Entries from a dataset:
------------------------

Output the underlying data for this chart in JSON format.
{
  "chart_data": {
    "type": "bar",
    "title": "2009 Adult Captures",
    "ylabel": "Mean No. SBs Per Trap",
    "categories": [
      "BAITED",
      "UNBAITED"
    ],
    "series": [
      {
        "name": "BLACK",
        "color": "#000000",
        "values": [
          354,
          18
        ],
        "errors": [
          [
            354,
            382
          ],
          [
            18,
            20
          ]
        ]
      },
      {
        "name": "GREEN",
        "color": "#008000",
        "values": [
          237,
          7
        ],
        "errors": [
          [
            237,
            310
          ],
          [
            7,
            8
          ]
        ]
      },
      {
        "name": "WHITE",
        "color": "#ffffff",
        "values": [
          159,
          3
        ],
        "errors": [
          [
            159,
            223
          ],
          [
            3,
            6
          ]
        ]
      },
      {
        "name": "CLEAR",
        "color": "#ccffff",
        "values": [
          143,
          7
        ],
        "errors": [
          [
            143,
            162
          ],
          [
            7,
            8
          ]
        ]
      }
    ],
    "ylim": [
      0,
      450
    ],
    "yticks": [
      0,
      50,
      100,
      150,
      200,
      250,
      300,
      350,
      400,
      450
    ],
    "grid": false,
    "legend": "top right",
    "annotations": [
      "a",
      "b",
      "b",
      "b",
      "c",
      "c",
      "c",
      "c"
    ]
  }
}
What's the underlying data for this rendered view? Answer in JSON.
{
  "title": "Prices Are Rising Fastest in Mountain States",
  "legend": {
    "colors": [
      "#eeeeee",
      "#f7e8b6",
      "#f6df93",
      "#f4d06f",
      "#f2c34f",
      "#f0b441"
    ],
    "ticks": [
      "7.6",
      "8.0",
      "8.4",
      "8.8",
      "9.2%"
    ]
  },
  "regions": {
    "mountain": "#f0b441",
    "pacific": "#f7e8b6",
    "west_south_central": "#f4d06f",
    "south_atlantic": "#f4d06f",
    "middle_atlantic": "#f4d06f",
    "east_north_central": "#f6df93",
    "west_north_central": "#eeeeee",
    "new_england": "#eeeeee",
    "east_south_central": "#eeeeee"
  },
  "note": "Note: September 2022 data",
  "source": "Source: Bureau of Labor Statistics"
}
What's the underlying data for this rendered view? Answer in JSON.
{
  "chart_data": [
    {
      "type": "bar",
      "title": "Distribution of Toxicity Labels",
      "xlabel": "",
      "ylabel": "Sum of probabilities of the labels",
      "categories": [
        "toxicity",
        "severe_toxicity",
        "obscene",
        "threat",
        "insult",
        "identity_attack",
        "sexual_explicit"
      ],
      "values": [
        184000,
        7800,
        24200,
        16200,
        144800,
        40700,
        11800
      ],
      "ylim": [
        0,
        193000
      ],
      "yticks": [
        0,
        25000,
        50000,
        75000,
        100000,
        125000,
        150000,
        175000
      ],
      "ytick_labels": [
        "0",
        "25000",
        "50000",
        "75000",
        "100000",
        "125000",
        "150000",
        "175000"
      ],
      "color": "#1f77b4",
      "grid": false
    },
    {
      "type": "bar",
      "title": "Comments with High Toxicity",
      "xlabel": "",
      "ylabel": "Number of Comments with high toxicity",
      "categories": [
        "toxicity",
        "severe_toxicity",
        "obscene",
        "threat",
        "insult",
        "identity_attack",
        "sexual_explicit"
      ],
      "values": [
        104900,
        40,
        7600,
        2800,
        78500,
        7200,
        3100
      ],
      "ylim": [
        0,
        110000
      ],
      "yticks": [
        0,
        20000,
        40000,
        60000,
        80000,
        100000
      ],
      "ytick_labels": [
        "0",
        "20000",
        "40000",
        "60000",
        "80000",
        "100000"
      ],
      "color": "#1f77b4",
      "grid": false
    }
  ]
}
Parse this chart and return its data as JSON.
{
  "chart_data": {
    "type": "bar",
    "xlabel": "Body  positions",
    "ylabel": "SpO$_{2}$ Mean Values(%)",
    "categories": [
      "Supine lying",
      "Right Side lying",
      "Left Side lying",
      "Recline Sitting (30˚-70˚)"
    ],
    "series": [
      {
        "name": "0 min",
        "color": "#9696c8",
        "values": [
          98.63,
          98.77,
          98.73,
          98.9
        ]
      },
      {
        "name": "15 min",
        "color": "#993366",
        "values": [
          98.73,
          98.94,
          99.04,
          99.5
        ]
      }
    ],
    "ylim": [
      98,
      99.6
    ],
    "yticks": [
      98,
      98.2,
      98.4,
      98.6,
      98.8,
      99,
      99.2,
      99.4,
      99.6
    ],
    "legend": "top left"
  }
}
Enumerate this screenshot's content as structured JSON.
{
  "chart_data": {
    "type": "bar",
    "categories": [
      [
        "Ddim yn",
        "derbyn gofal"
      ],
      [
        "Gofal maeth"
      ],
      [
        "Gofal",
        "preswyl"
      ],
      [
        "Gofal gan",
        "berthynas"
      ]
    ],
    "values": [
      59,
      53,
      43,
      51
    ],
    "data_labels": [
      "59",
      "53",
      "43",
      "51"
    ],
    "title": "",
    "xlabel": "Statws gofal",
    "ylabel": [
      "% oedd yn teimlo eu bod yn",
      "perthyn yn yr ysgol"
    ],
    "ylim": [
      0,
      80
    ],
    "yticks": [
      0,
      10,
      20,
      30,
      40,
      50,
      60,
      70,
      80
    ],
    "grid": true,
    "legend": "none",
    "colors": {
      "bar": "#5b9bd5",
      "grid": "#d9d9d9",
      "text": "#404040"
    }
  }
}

------------------------

Your objective:
Copy out every entry again, exactly as it was given.

Answer to this task:
Output the underlying data for this chart in JSON format.
{
  "chart_data": {
    "type": "bar",
    "title": "2009 Adult Captures",
    "ylabel": "Mean No. SBs Per Trap",
    "categories": [
      "BAITED",
      "UNBAITED"
    ],
    "series": [
      {
        "name": "BLACK",
        "color": "#000000",
        "values": [
          354,
          18
        ],
        "errors": [
          [
            354,
            382
          ],
          [
            18,
            20
          ]
        ]
      },
      {
        "name": "GREEN",
        "color": "#008000",
        "values": [
          237,
          7
        ],
        "errors": [
          [
            237,
            310
          ],
          [
            7,
            8
          ]
        ]
      },
      {
        "name": "WHITE",
        "color": "#ffffff",
        "values": [
          159,
          3
        ],
        "errors": [
          [
            159,
            223
          ],
          [
            3,
            6
          ]
        ]
      },
      {
        "name": "CLEAR",
        "color": "#ccffff",
        "values": [
          143,
          7
        ],
        "errors": [
          [
            143,
            162
          ],
          [
            7,
            8
          ]
        ]
      }
    ],
    "ylim": [
      0,
      450
    ],
    "yticks": [
      0,
      50,
      100,
      150,
      200,
      250,
      300,
      350,
      400,
      450
    ],
    "grid": false,
    "legend": "top right",
    "annotations": [
      "a",
      "b",
      "b",
      "b",
      "c",
      "c",
      "c",
      "c"
    ]
  }
}
What's the underlying data for this rendered view? Answer in JSON.
{
  "title": "Prices Are Rising Fastest in Mountain States",
  "legend": {
    "colors": [
      "#eeeeee",
      "#f7e8b6",
      "#f6df93",
      "#f4d06f",
      "#f2c34f",
      "#f0b441"
    ],
    "ticks": [
      "7.6",
      "8.0",
      "8.4",
      "8.8",
      "9.2%"
    ]
  },
  "regions": {
    "mountain": "#f0b441",
    "pacific": "#f7e8b6",
    "west_south_central": "#f4d06f",
    "south_atlantic": "#f4d06f",
    "middle_atlantic": "#f4d06f",
    "east_north_central": "#f6df93",
    "west_north_central": "#eeeeee",
    "new_england": "#eeeeee",
    "east_south_central": "#eeeeee"
  },
  "note": "Note: September 2022 data",
  "source": "Source: Bureau of Labor Statistics"
}
What's the underlying data for this rendered view? Answer in JSON.
{
  "chart_data": [
    {
      "type": "bar",
      "title": "Distribution of Toxicity Labels",
      "xlabel": "",
      "ylabel": "Sum of probabilities of the labels",
      "categories": [
        "toxicity",
        "severe_toxicity",
        "obscene",
        "threat",
        "insult",
        "identity_attack",
        "sexual_explicit"
      ],
      "values": [
        184000,
        7800,
        24200,
        16200,
        144800,
        40700,
        11800
      ],
      "ylim": [
        0,
        193000
      ],
      "yticks": [
        0,
        25000,
        50000,
        75000,
        100000,
        125000,
        150000,
        175000
      ],
      "ytick_labels": [
        "0",
        "25000",
        "50000",
        "75000",
        "100000",
        "125000",
        "150000",
        "175000"
      ],
      "color": "#1f77b4",
      "grid": false
    },
    {
      "type": "bar",
      "title": "Comments with High Toxicity",
      "xlabel": "",
      "ylabel": "Number of Comments with high toxicity",
      "categories": [
        "toxicity",
        "severe_toxicity",
        "obscene",
        "threat",
        "insult",
        "identity_attack",
        "sexual_explicit"
      ],
      "values": [
        104900,
        40,
        7600,
        2800,
        78500,
        7200,
        3100
      ],
      "ylim": [
        0,
        110000
      ],
      "yticks": [
        0,
        20000,
        40000,
        60000,
        80000,
        100000
      ],
      "ytick_labels": [
        "0",
        "20000",
        "40000",
        "60000",
        "80000",
        "100000"
      ],
      "color": "#1f77b4",
      "grid": false
    }
  ]
}
Parse this chart and return its data as JSON.
{
  "chart_data": {
    "type": "bar",
    "xlabel": "Body  positions",
    "ylabel": "SpO$_{2}$ Mean Values(%)",
    "categories": [
      "Supine lying",
      "Right Side lying",
      "Left Side lying",
      "Recline Sitting (30˚-70˚)"
    ],
    "series": [
      {
        "name": "0 min",
        "color": "#9696c8",
        "values": [
          98.63,
          98.77,
          98.73,
          98.9
        ]
      },
      {
        "name": "15 min",
        "color": "#993366",
        "values": [
          98.73,
          98.94,
          99.04,
          99.5
        ]
      }
    ],
    "ylim": [
      98,
      99.6
    ],
    "yticks": [
      98,
      98.2,
      98.4,
      98.6,
      98.8,
      99,
      99.2,
      99.4,
      99.6
    ],
    "legend": "top left"
  }
}
Enumerate this screenshot's content as structured JSON.
{
  "chart_data": {
    "type": "bar",
    "categories": [
      [
        "Ddim yn",
        "derbyn gofal"
      ],
      [
        "Gofal maeth"
      ],
      [
        "Gofal",
        "preswyl"
      ],
      [
        "Gofal gan",
        "berthynas"
      ]
    ],
    "values": [
      59,
      53,
      43,
      51
    ],
    "data_labels": [
      "59",
      "53",
      "43",
      "51"
    ],
    "title": "",
    "xlabel": "Statws gofal",
    "ylabel": [
      "% oedd yn teimlo eu bod yn",
      "perthyn yn yr ysgol"
    ],
    "ylim": [
      0,
      80
    ],
    "yticks": [
      0,
      10,
      20,
      30,
      40,
      50,
      60,
      70,
      80
    ],
    "grid": true,
    "legend": "none",
    "colors": {
      "bar": "#5b9bd5",
      "grid": "#d9d9d9",
      "text": "#404040"
    }
  }
}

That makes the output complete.